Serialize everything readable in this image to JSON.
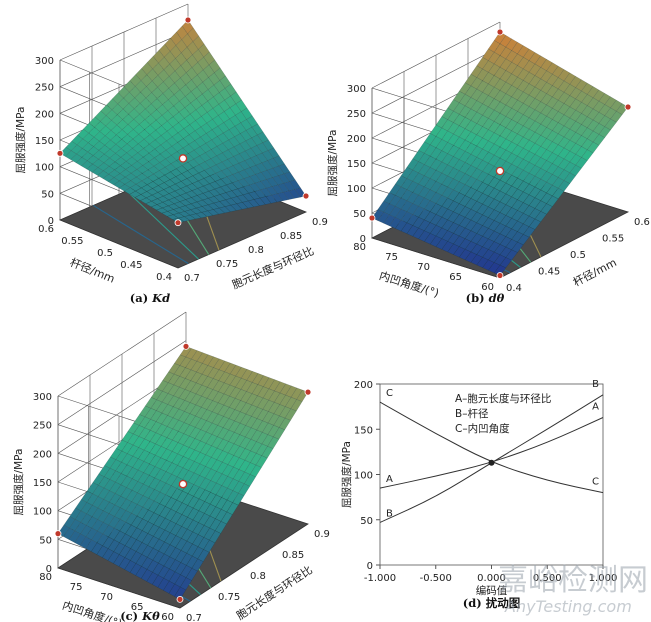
{
  "figure": {
    "watermark_cn": "嘉峪检测网",
    "watermark_en": "AnyTesting.com"
  },
  "colors": {
    "floor": "#4a4a4a",
    "grid": "#555555",
    "surf_low": "#22318f",
    "surf_mid": "#2fb58a",
    "surf_high": "#e9772a",
    "marker": "#c0392b"
  },
  "chart_data": [
    {
      "type": "surface",
      "caption_prefix": "(a)",
      "caption_italic": "Kd",
      "zlabel": "屈服强度/MPa",
      "xlabel": "胞元长度与环径比",
      "ylabel": "杆径/mm",
      "xticks": [
        "0.7",
        "0.75",
        "0.8",
        "0.85",
        "0.9"
      ],
      "yticks": [
        "0.4",
        "0.45",
        "0.5",
        "0.55",
        "0.6"
      ],
      "zticks": [
        "0",
        "50",
        "100",
        "150",
        "200",
        "250",
        "300"
      ],
      "xlim": [
        0.7,
        0.9
      ],
      "ylim": [
        0.4,
        0.6
      ],
      "zlim": [
        0,
        300
      ],
      "corners": {
        "x_lo_y_lo": 85,
        "x_hi_y_lo": 30,
        "x_lo_y_hi": 125,
        "x_hi_y_hi": 270
      },
      "center_value": 108
    },
    {
      "type": "surface",
      "caption_prefix": "(b)",
      "caption_italic": "dθ",
      "zlabel": "屈服强度/MPa",
      "xlabel": "杆径/mm",
      "ylabel": "内凹角度/(°)",
      "xticks": [
        "0.4",
        "0.45",
        "0.5",
        "0.55",
        "0.6"
      ],
      "yticks": [
        "60",
        "65",
        "70",
        "75",
        "80"
      ],
      "zticks": [
        "0",
        "50",
        "100",
        "150",
        "200",
        "250",
        "300"
      ],
      "xlim": [
        0.4,
        0.6
      ],
      "ylim": [
        60,
        80
      ],
      "zlim": [
        0,
        300
      ],
      "corners": {
        "x_lo_y_lo": 5,
        "x_hi_y_lo": 210,
        "x_lo_y_hi": 40,
        "x_hi_y_hi": 280
      },
      "center_value": 108
    },
    {
      "type": "surface",
      "caption_prefix": "(c)",
      "caption_italic": "Kθ",
      "zlabel": "屈服强度/MPa",
      "xlabel": "胞元长度与环径比",
      "ylabel": "内凹角度/(°)",
      "xticks": [
        "0.7",
        "0.75",
        "0.8",
        "0.85",
        "0.9"
      ],
      "yticks": [
        "60",
        "65",
        "70",
        "75",
        "80"
      ],
      "zticks": [
        "0",
        "50",
        "100",
        "150",
        "200",
        "250",
        "300"
      ],
      "xlim": [
        0.7,
        0.9
      ],
      "ylim": [
        60,
        80
      ],
      "zlim": [
        0,
        300
      ],
      "corners": {
        "x_lo_y_lo": 15,
        "x_hi_y_lo": 230,
        "x_lo_y_hi": 60,
        "x_hi_y_hi": 240
      },
      "center_value": 108
    },
    {
      "type": "line",
      "caption_prefix": "(d)",
      "caption_text": "扰动图",
      "xlabel": "编码值",
      "ylabel": "屈服强度/MPa",
      "x": [
        -1.0,
        -0.5,
        0.0,
        0.5,
        1.0
      ],
      "xtick_labels": [
        "-1.000",
        "-0.500",
        "0.000",
        "0.500",
        "1.000"
      ],
      "yticks": [
        0,
        50,
        100,
        150,
        200
      ],
      "xlim": [
        -1.0,
        1.0
      ],
      "ylim": [
        0,
        200
      ],
      "legend": [
        "A–胞元长度与环径比",
        "B–杆径",
        "C–内凹角度"
      ],
      "series": [
        {
          "name": "A",
          "values": [
            85,
            98,
            113,
            135,
            163
          ]
        },
        {
          "name": "B",
          "values": [
            47,
            75,
            113,
            150,
            188
          ]
        },
        {
          "name": "C",
          "values": [
            180,
            145,
            113,
            93,
            80
          ]
        }
      ]
    }
  ]
}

*To do*:
Using the records above, output their complete text exactly, minus any images.

*Answer in full*:
Serialize everything readable in this image to JSON.
{
  "figure": {
    "watermark_cn": "嘉峪检测网",
    "watermark_en": "AnyTesting.com"
  },
  "colors": {
    "floor": "#4a4a4a",
    "grid": "#555555",
    "surf_low": "#22318f",
    "surf_mid": "#2fb58a",
    "surf_high": "#e9772a",
    "marker": "#c0392b"
  },
  "chart_data": [
    {
      "type": "surface",
      "caption_prefix": "(a)",
      "caption_italic": "Kd",
      "zlabel": "屈服强度/MPa",
      "xlabel": "胞元长度与环径比",
      "ylabel": "杆径/mm",
      "xticks": [
        "0.7",
        "0.75",
        "0.8",
        "0.85",
        "0.9"
      ],
      "yticks": [
        "0.4",
        "0.45",
        "0.5",
        "0.55",
        "0.6"
      ],
      "zticks": [
        "0",
        "50",
        "100",
        "150",
        "200",
        "250",
        "300"
      ],
      "xlim": [
        0.7,
        0.9
      ],
      "ylim": [
        0.4,
        0.6
      ],
      "zlim": [
        0,
        300
      ],
      "corners": {
        "x_lo_y_lo": 85,
        "x_hi_y_lo": 30,
        "x_lo_y_hi": 125,
        "x_hi_y_hi": 270
      },
      "center_value": 108
    },
    {
      "type": "surface",
      "caption_prefix": "(b)",
      "caption_italic": "dθ",
      "zlabel": "屈服强度/MPa",
      "xlabel": "杆径/mm",
      "ylabel": "内凹角度/(°)",
      "xticks": [
        "0.4",
        "0.45",
        "0.5",
        "0.55",
        "0.6"
      ],
      "yticks": [
        "60",
        "65",
        "70",
        "75",
        "80"
      ],
      "zticks": [
        "0",
        "50",
        "100",
        "150",
        "200",
        "250",
        "300"
      ],
      "xlim": [
        0.4,
        0.6
      ],
      "ylim": [
        60,
        80
      ],
      "zlim": [
        0,
        300
      ],
      "corners": {
        "x_lo_y_lo": 5,
        "x_hi_y_lo": 210,
        "x_lo_y_hi": 40,
        "x_hi_y_hi": 280
      },
      "center_value": 108
    },
    {
      "type": "surface",
      "caption_prefix": "(c)",
      "caption_italic": "Kθ",
      "zlabel": "屈服强度/MPa",
      "xlabel": "胞元长度与环径比",
      "ylabel": "内凹角度/(°)",
      "xticks": [
        "0.7",
        "0.75",
        "0.8",
        "0.85",
        "0.9"
      ],
      "yticks": [
        "60",
        "65",
        "70",
        "75",
        "80"
      ],
      "zticks": [
        "0",
        "50",
        "100",
        "150",
        "200",
        "250",
        "300"
      ],
      "xlim": [
        0.7,
        0.9
      ],
      "ylim": [
        60,
        80
      ],
      "zlim": [
        0,
        300
      ],
      "corners": {
        "x_lo_y_lo": 15,
        "x_hi_y_lo": 230,
        "x_lo_y_hi": 60,
        "x_hi_y_hi": 240
      },
      "center_value": 108
    },
    {
      "type": "line",
      "caption_prefix": "(d)",
      "caption_text": "扰动图",
      "xlabel": "编码值",
      "ylabel": "屈服强度/MPa",
      "x": [
        -1.0,
        -0.5,
        0.0,
        0.5,
        1.0
      ],
      "xtick_labels": [
        "-1.000",
        "-0.500",
        "0.000",
        "0.500",
        "1.000"
      ],
      "yticks": [
        0,
        50,
        100,
        150,
        200
      ],
      "xlim": [
        -1.0,
        1.0
      ],
      "ylim": [
        0,
        200
      ],
      "legend": [
        "A–胞元长度与环径比",
        "B–杆径",
        "C–内凹角度"
      ],
      "series": [
        {
          "name": "A",
          "values": [
            85,
            98,
            113,
            135,
            163
          ]
        },
        {
          "name": "B",
          "values": [
            47,
            75,
            113,
            150,
            188
          ]
        },
        {
          "name": "C",
          "values": [
            180,
            145,
            113,
            93,
            80
          ]
        }
      ]
    }
  ]
}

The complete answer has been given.